§ Short problem: Below are the records. List every line holding the word "Downside".

[Dataset records]
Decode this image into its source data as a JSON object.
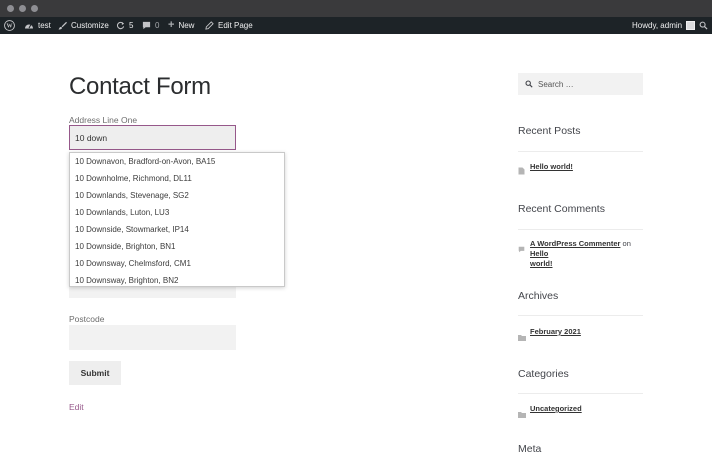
{
  "adminbar": {
    "site_name": "test",
    "customize": "Customize",
    "updates_count": "5",
    "comments_count": "0",
    "new_label": "New",
    "edit_page": "Edit Page",
    "howdy": "Howdy, admin"
  },
  "main": {
    "title": "Contact Form",
    "address_label": "Address Line One",
    "address_value": "10 down",
    "postcode_label": "Postcode",
    "submit_label": "Submit",
    "edit_label": "Edit"
  },
  "suggestions": [
    "10 Downavon, Bradford-on-Avon, BA15",
    "10 Downholme, Richmond, DL11",
    "10 Downlands, Stevenage, SG2",
    "10 Downlands, Luton, LU3",
    "10 Downside, Stowmarket, IP14",
    "10 Downside, Brighton, BN1",
    "10 Downsway, Chelmsford, CM1",
    "10 Downsway, Brighton, BN2"
  ],
  "sidebar": {
    "search_placeholder": "Search …",
    "recent_posts_title": "Recent Posts",
    "recent_post": "Hello world!",
    "recent_comments_title": "Recent Comments",
    "commenter": "A WordPress Commenter",
    "on_word": "on",
    "comment_post_line1": "Hello",
    "comment_post_line2": "world!",
    "archives_title": "Archives",
    "archive_item": "February 2021",
    "categories_title": "Categories",
    "category_item": "Uncategorized",
    "meta_title": "Meta"
  },
  "colors": {
    "accent": "#96588a",
    "adminbar_bg": "#1d2327",
    "field_bg": "#f2f2f2"
  }
}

§ Result for this exercise:
    "10 Downside, Stowmarket, IP14",
    "10 Downside, Brighton, BN1",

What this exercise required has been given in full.